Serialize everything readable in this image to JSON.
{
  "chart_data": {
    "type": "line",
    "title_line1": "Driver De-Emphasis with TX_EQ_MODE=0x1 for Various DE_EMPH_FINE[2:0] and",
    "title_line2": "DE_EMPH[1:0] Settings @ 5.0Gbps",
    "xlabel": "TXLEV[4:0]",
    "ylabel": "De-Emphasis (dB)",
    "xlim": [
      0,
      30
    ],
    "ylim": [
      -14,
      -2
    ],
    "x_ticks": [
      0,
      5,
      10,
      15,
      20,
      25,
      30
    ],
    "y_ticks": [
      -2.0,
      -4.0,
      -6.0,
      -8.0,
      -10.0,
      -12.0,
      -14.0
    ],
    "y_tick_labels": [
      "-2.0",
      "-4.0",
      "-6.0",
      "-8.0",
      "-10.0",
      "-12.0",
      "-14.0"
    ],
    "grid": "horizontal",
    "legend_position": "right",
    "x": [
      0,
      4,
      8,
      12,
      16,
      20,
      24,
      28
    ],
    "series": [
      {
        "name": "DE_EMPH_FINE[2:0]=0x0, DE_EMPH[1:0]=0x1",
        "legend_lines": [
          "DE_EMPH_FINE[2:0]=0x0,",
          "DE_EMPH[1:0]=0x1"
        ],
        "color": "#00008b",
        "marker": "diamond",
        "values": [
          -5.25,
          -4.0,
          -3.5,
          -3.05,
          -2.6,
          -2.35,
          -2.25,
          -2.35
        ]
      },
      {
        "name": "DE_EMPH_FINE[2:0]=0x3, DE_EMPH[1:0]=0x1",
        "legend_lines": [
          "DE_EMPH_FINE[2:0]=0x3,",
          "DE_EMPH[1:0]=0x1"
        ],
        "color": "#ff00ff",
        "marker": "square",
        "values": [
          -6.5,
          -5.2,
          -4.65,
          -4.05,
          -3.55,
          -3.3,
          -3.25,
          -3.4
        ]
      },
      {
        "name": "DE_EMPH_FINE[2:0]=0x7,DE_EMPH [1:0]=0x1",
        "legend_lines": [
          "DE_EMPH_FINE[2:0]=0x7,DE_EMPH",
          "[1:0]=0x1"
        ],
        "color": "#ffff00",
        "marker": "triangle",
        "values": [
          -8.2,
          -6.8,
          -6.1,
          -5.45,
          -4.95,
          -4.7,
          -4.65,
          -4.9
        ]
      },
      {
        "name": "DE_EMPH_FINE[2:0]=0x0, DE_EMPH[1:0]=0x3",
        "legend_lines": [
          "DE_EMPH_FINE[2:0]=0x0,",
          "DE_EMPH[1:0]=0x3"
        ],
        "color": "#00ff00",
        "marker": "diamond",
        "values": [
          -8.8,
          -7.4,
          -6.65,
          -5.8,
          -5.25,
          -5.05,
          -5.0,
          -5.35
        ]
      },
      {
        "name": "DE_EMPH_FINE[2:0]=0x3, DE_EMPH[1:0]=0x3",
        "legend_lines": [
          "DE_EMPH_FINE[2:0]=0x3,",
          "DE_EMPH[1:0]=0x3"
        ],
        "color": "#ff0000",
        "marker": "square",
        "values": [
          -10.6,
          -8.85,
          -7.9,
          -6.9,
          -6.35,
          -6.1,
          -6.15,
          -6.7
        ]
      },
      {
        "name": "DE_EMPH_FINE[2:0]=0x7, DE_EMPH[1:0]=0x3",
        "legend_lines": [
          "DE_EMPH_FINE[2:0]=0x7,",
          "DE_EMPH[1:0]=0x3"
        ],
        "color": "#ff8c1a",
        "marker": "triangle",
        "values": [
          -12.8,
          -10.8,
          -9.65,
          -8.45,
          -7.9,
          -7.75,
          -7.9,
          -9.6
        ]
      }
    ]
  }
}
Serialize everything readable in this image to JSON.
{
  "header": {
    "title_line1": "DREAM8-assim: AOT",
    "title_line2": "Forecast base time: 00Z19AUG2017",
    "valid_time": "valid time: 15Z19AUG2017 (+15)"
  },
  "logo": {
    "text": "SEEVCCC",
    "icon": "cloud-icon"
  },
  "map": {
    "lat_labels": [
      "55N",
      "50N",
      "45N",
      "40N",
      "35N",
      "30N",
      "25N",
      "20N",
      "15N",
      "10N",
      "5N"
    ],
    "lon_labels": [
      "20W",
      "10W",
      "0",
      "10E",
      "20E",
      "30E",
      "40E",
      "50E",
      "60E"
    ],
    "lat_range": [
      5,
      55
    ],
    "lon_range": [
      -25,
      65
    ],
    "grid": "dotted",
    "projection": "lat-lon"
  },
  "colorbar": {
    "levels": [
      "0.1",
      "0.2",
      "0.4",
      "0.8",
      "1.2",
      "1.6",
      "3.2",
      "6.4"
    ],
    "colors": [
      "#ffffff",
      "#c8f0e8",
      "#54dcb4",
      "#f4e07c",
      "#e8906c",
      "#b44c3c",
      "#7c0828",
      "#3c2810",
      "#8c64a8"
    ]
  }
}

GIVEN EXERCISE: Repeat every record, keeping each word and mark exactly as it is.

ANSWER FOR THIS EXERCISE:
Serialize everything readable in this image to JSON.
{
  "chart_data": {
    "type": "line",
    "title_line1": "Driver De-Emphasis with TX_EQ_MODE=0x1 for Various DE_EMPH_FINE[2:0] and",
    "title_line2": "DE_EMPH[1:0] Settings @ 5.0Gbps",
    "xlabel": "TXLEV[4:0]",
    "ylabel": "De-Emphasis (dB)",
    "xlim": [
      0,
      30
    ],
    "ylim": [
      -14,
      -2
    ],
    "x_ticks": [
      0,
      5,
      10,
      15,
      20,
      25,
      30
    ],
    "y_ticks": [
      -2.0,
      -4.0,
      -6.0,
      -8.0,
      -10.0,
      -12.0,
      -14.0
    ],
    "y_tick_labels": [
      "-2.0",
      "-4.0",
      "-6.0",
      "-8.0",
      "-10.0",
      "-12.0",
      "-14.0"
    ],
    "grid": "horizontal",
    "legend_position": "right",
    "x": [
      0,
      4,
      8,
      12,
      16,
      20,
      24,
      28
    ],
    "series": [
      {
        "name": "DE_EMPH_FINE[2:0]=0x0, DE_EMPH[1:0]=0x1",
        "legend_lines": [
          "DE_EMPH_FINE[2:0]=0x0,",
          "DE_EMPH[1:0]=0x1"
        ],
        "color": "#00008b",
        "marker": "diamond",
        "values": [
          -5.25,
          -4.0,
          -3.5,
          -3.05,
          -2.6,
          -2.35,
          -2.25,
          -2.35
        ]
      },
      {
        "name": "DE_EMPH_FINE[2:0]=0x3, DE_EMPH[1:0]=0x1",
        "legend_lines": [
          "DE_EMPH_FINE[2:0]=0x3,",
          "DE_EMPH[1:0]=0x1"
        ],
        "color": "#ff00ff",
        "marker": "square",
        "values": [
          -6.5,
          -5.2,
          -4.65,
          -4.05,
          -3.55,
          -3.3,
          -3.25,
          -3.4
        ]
      },
      {
        "name": "DE_EMPH_FINE[2:0]=0x7,DE_EMPH [1:0]=0x1",
        "legend_lines": [
          "DE_EMPH_FINE[2:0]=0x7,DE_EMPH",
          "[1:0]=0x1"
        ],
        "color": "#ffff00",
        "marker": "triangle",
        "values": [
          -8.2,
          -6.8,
          -6.1,
          -5.45,
          -4.95,
          -4.7,
          -4.65,
          -4.9
        ]
      },
      {
        "name": "DE_EMPH_FINE[2:0]=0x0, DE_EMPH[1:0]=0x3",
        "legend_lines": [
          "DE_EMPH_FINE[2:0]=0x0,",
          "DE_EMPH[1:0]=0x3"
        ],
        "color": "#00ff00",
        "marker": "diamond",
        "values": [
          -8.8,
          -7.4,
          -6.65,
          -5.8,
          -5.25,
          -5.05,
          -5.0,
          -5.35
        ]
      },
      {
        "name": "DE_EMPH_FINE[2:0]=0x3, DE_EMPH[1:0]=0x3",
        "legend_lines": [
          "DE_EMPH_FINE[2:0]=0x3,",
          "DE_EMPH[1:0]=0x3"
        ],
        "color": "#ff0000",
        "marker": "square",
        "values": [
          -10.6,
          -8.85,
          -7.9,
          -6.9,
          -6.35,
          -6.1,
          -6.15,
          -6.7
        ]
      },
      {
        "name": "DE_EMPH_FINE[2:0]=0x7, DE_EMPH[1:0]=0x3",
        "legend_lines": [
          "DE_EMPH_FINE[2:0]=0x7,",
          "DE_EMPH[1:0]=0x3"
        ],
        "color": "#ff8c1a",
        "marker": "triangle",
        "values": [
          -12.8,
          -10.8,
          -9.65,
          -8.45,
          -7.9,
          -7.75,
          -7.9,
          -9.6
        ]
      }
    ]
  }
}
Serialize everything readable in this image to JSON.
{
  "header": {
    "title_line1": "DREAM8-assim: AOT",
    "title_line2": "Forecast base time: 00Z19AUG2017",
    "valid_time": "valid time: 15Z19AUG2017 (+15)"
  },
  "logo": {
    "text": "SEEVCCC",
    "icon": "cloud-icon"
  },
  "map": {
    "lat_labels": [
      "55N",
      "50N",
      "45N",
      "40N",
      "35N",
      "30N",
      "25N",
      "20N",
      "15N",
      "10N",
      "5N"
    ],
    "lon_labels": [
      "20W",
      "10W",
      "0",
      "10E",
      "20E",
      "30E",
      "40E",
      "50E",
      "60E"
    ],
    "lat_range": [
      5,
      55
    ],
    "lon_range": [
      -25,
      65
    ],
    "grid": "dotted",
    "projection": "lat-lon"
  },
  "colorbar": {
    "levels": [
      "0.1",
      "0.2",
      "0.4",
      "0.8",
      "1.2",
      "1.6",
      "3.2",
      "6.4"
    ],
    "colors": [
      "#ffffff",
      "#c8f0e8",
      "#54dcb4",
      "#f4e07c",
      "#e8906c",
      "#b44c3c",
      "#7c0828",
      "#3c2810",
      "#8c64a8"
    ]
  }
}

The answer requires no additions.